Saved data entries
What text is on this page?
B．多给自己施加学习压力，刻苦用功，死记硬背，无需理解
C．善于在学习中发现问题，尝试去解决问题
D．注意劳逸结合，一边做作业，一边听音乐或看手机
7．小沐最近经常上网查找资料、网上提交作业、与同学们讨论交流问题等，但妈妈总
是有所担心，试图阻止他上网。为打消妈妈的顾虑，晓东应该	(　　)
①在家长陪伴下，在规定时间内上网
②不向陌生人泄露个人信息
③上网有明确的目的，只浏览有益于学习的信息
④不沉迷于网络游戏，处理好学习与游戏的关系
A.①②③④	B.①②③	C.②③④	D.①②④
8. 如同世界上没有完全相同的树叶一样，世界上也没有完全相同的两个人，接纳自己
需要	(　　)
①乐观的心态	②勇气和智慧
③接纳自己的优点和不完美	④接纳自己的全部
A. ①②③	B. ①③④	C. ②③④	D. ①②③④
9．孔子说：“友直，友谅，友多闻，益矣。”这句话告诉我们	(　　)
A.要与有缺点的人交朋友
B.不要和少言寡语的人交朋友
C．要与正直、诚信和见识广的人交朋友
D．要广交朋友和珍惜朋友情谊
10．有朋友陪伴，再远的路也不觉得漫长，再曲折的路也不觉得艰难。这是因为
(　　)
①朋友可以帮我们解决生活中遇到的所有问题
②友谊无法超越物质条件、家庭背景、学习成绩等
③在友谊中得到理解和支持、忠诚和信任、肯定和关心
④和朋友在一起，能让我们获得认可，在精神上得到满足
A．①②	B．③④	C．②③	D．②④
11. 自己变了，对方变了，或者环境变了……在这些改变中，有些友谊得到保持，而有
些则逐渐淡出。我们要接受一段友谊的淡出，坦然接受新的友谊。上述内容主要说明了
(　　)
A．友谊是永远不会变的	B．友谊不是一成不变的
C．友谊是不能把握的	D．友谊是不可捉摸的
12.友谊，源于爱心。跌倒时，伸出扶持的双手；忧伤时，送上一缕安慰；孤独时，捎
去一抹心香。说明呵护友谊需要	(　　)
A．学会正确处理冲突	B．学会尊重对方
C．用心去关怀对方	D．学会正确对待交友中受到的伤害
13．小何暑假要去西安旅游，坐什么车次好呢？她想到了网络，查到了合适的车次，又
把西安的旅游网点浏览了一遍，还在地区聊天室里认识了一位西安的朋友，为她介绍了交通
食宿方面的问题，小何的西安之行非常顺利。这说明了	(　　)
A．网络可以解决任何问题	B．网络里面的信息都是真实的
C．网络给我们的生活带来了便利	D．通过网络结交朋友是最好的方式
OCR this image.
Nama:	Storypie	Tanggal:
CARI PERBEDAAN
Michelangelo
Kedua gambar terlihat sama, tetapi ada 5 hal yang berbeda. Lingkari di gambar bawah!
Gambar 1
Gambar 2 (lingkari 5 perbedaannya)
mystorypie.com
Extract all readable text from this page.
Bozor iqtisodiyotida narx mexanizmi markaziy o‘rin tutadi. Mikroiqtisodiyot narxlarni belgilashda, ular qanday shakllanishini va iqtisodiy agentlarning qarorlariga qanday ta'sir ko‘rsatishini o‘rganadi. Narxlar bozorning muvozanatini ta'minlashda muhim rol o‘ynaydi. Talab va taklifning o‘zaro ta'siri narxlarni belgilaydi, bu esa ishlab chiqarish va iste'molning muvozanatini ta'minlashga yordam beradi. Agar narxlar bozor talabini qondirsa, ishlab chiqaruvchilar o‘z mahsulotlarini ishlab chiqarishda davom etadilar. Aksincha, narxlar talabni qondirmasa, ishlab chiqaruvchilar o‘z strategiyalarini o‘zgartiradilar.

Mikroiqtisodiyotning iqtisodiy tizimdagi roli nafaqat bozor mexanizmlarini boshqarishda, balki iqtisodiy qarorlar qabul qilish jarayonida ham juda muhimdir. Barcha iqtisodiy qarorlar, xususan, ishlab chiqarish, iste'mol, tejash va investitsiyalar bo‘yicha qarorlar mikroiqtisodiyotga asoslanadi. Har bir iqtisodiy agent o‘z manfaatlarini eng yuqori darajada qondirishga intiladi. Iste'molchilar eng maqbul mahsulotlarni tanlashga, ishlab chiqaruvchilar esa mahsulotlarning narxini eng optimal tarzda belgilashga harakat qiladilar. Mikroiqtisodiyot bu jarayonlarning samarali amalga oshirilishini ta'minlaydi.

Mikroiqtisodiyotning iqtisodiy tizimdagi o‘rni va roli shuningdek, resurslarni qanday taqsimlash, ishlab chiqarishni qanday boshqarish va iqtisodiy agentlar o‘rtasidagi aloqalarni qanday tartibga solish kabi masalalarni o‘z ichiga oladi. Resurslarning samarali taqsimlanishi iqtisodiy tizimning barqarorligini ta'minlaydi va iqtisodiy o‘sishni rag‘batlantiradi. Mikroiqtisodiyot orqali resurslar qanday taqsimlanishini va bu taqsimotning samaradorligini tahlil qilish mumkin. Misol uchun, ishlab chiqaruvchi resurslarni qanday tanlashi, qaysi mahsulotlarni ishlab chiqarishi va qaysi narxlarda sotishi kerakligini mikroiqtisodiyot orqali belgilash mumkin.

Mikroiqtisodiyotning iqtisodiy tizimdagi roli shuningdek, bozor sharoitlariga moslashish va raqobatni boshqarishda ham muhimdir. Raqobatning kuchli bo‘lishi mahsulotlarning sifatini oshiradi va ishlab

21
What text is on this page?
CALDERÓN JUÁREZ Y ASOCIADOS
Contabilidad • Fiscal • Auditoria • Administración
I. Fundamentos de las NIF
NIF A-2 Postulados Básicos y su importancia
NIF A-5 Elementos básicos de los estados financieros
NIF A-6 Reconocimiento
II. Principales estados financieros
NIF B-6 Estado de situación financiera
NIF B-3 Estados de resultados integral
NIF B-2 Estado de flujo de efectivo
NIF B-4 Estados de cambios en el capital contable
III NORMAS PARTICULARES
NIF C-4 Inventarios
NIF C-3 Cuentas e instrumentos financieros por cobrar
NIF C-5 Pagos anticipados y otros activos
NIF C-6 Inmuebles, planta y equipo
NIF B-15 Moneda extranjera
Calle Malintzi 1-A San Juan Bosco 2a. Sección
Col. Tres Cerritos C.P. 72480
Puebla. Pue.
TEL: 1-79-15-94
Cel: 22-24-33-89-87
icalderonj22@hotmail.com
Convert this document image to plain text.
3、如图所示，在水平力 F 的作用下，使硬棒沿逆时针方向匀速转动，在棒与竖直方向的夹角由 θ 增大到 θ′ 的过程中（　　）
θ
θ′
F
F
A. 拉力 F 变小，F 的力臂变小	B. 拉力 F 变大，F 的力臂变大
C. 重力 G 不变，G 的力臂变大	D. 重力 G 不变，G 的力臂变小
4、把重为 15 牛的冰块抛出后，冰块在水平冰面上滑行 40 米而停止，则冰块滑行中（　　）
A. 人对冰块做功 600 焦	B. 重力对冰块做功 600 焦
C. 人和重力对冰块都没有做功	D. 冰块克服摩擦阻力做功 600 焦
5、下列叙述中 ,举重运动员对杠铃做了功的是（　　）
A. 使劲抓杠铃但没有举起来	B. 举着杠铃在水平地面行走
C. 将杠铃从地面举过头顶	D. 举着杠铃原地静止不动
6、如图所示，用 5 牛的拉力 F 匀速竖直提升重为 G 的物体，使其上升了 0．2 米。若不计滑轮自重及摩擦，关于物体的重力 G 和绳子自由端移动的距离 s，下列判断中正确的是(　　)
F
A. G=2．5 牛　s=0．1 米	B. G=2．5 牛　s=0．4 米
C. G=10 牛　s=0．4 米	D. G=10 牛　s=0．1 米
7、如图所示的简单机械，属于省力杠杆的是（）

:: WHAT YOU ARE ASKED TO DO ::
Output all of the material, please, exactly as it stands.

:: TASK OUTPUT ::
What text is on this page?
B．多给自己施加学习压力，刻苦用功，死记硬背，无需理解
C．善于在学习中发现问题，尝试去解决问题
D．注意劳逸结合，一边做作业，一边听音乐或看手机
7．小沐最近经常上网查找资料、网上提交作业、与同学们讨论交流问题等，但妈妈总
是有所担心，试图阻止他上网。为打消妈妈的顾虑，晓东应该	(　　)
①在家长陪伴下，在规定时间内上网
②不向陌生人泄露个人信息
③上网有明确的目的，只浏览有益于学习的信息
④不沉迷于网络游戏，处理好学习与游戏的关系
A.①②③④	B.①②③	C.②③④	D.①②④
8. 如同世界上没有完全相同的树叶一样，世界上也没有完全相同的两个人，接纳自己
需要	(　　)
①乐观的心态	②勇气和智慧
③接纳自己的优点和不完美	④接纳自己的全部
A. ①②③	B. ①③④	C. ②③④	D. ①②③④
9．孔子说：“友直，友谅，友多闻，益矣。”这句话告诉我们	(　　)
A.要与有缺点的人交朋友
B.不要和少言寡语的人交朋友
C．要与正直、诚信和见识广的人交朋友
D．要广交朋友和珍惜朋友情谊
10．有朋友陪伴，再远的路也不觉得漫长，再曲折的路也不觉得艰难。这是因为
(　　)
①朋友可以帮我们解决生活中遇到的所有问题
②友谊无法超越物质条件、家庭背景、学习成绩等
③在友谊中得到理解和支持、忠诚和信任、肯定和关心
④和朋友在一起，能让我们获得认可，在精神上得到满足
A．①②	B．③④	C．②③	D．②④
11. 自己变了，对方变了，或者环境变了……在这些改变中，有些友谊得到保持，而有
些则逐渐淡出。我们要接受一段友谊的淡出，坦然接受新的友谊。上述内容主要说明了
(　　)
A．友谊是永远不会变的	B．友谊不是一成不变的
C．友谊是不能把握的	D．友谊是不可捉摸的
12.友谊，源于爱心。跌倒时，伸出扶持的双手；忧伤时，送上一缕安慰；孤独时，捎
去一抹心香。说明呵护友谊需要	(　　)
A．学会正确处理冲突	B．学会尊重对方
C．用心去关怀对方	D．学会正确对待交友中受到的伤害
13．小何暑假要去西安旅游，坐什么车次好呢？她想到了网络，查到了合适的车次，又
把西安的旅游网点浏览了一遍，还在地区聊天室里认识了一位西安的朋友，为她介绍了交通
食宿方面的问题，小何的西安之行非常顺利。这说明了	(　　)
A．网络可以解决任何问题	B．网络里面的信息都是真实的
C．网络给我们的生活带来了便利	D．通过网络结交朋友是最好的方式
OCR this image.
Nama:	Storypie	Tanggal:
CARI PERBEDAAN
Michelangelo
Kedua gambar terlihat sama, tetapi ada 5 hal yang berbeda. Lingkari di gambar bawah!
Gambar 1
Gambar 2 (lingkari 5 perbedaannya)
mystorypie.com
Extract all readable text from this page.
Bozor iqtisodiyotida narx mexanizmi markaziy o‘rin tutadi. Mikroiqtisodiyot narxlarni belgilashda, ular qanday shakllanishini va iqtisodiy agentlarning qarorlariga qanday ta'sir ko‘rsatishini o‘rganadi. Narxlar bozorning muvozanatini ta'minlashda muhim rol o‘ynaydi. Talab va taklifning o‘zaro ta'siri narxlarni belgilaydi, bu esa ishlab chiqarish va iste'molning muvozanatini ta'minlashga yordam beradi. Agar narxlar bozor talabini qondirsa, ishlab chiqaruvchilar o‘z mahsulotlarini ishlab chiqarishda davom etadilar. Aksincha, narxlar talabni qondirmasa, ishlab chiqaruvchilar o‘z strategiyalarini o‘zgartiradilar.

Mikroiqtisodiyotning iqtisodiy tizimdagi roli nafaqat bozor mexanizmlarini boshqarishda, balki iqtisodiy qarorlar qabul qilish jarayonida ham juda muhimdir. Barcha iqtisodiy qarorlar, xususan, ishlab chiqarish, iste'mol, tejash va investitsiyalar bo‘yicha qarorlar mikroiqtisodiyotga asoslanadi. Har bir iqtisodiy agent o‘z manfaatlarini eng yuqori darajada qondirishga intiladi. Iste'molchilar eng maqbul mahsulotlarni tanlashga, ishlab chiqaruvchilar esa mahsulotlarning narxini eng optimal tarzda belgilashga harakat qiladilar. Mikroiqtisodiyot bu jarayonlarning samarali amalga oshirilishini ta'minlaydi.

Mikroiqtisodiyotning iqtisodiy tizimdagi o‘rni va roli shuningdek, resurslarni qanday taqsimlash, ishlab chiqarishni qanday boshqarish va iqtisodiy agentlar o‘rtasidagi aloqalarni qanday tartibga solish kabi masalalarni o‘z ichiga oladi. Resurslarning samarali taqsimlanishi iqtisodiy tizimning barqarorligini ta'minlaydi va iqtisodiy o‘sishni rag‘batlantiradi. Mikroiqtisodiyot orqali resurslar qanday taqsimlanishini va bu taqsimotning samaradorligini tahlil qilish mumkin. Misol uchun, ishlab chiqaruvchi resurslarni qanday tanlashi, qaysi mahsulotlarni ishlab chiqarishi va qaysi narxlarda sotishi kerakligini mikroiqtisodiyot orqali belgilash mumkin.

Mikroiqtisodiyotning iqtisodiy tizimdagi roli shuningdek, bozor sharoitlariga moslashish va raqobatni boshqarishda ham muhimdir. Raqobatning kuchli bo‘lishi mahsulotlarning sifatini oshiradi va ishlab

21
What text is on this page?
CALDERÓN JUÁREZ Y ASOCIADOS
Contabilidad • Fiscal • Auditoria • Administración
I. Fundamentos de las NIF
NIF A-2 Postulados Básicos y su importancia
NIF A-5 Elementos básicos de los estados financieros
NIF A-6 Reconocimiento
II. Principales estados financieros
NIF B-6 Estado de situación financiera
NIF B-3 Estados de resultados integral
NIF B-2 Estado de flujo de efectivo
NIF B-4 Estados de cambios en el capital contable
III NORMAS PARTICULARES
NIF C-4 Inventarios
NIF C-3 Cuentas e instrumentos financieros por cobrar
NIF C-5 Pagos anticipados y otros activos
NIF C-6 Inmuebles, planta y equipo
NIF B-15 Moneda extranjera
Calle Malintzi 1-A San Juan Bosco 2a. Sección
Col. Tres Cerritos C.P. 72480
Puebla. Pue.
TEL: 1-79-15-94
Cel: 22-24-33-89-87
icalderonj22@hotmail.com
Convert this document image to plain text.
3、如图所示，在水平力 F 的作用下，使硬棒沿逆时针方向匀速转动，在棒与竖直方向的夹角由 θ 增大到 θ′ 的过程中（　　）
θ
θ′
F
F
A. 拉力 F 变小，F 的力臂变小	B. 拉力 F 变大，F 的力臂变大
C. 重力 G 不变，G 的力臂变大	D. 重力 G 不变，G 的力臂变小
4、把重为 15 牛的冰块抛出后，冰块在水平冰面上滑行 40 米而停止，则冰块滑行中（　　）
A. 人对冰块做功 600 焦	B. 重力对冰块做功 600 焦
C. 人和重力对冰块都没有做功	D. 冰块克服摩擦阻力做功 600 焦
5、下列叙述中 ,举重运动员对杠铃做了功的是（　　）
A. 使劲抓杠铃但没有举起来	B. 举着杠铃在水平地面行走
C. 将杠铃从地面举过头顶	D. 举着杠铃原地静止不动
6、如图所示，用 5 牛的拉力 F 匀速竖直提升重为 G 的物体，使其上升了 0．2 米。若不计滑轮自重及摩擦，关于物体的重力 G 和绳子自由端移动的距离 s，下列判断中正确的是(　　)
F
A. G=2．5 牛　s=0．1 米	B. G=2．5 牛　s=0．4 米
C. G=10 牛　s=0．4 米	D. G=10 牛　s=0．1 米
7、如图所示的简单机械，属于省力杠杆的是（）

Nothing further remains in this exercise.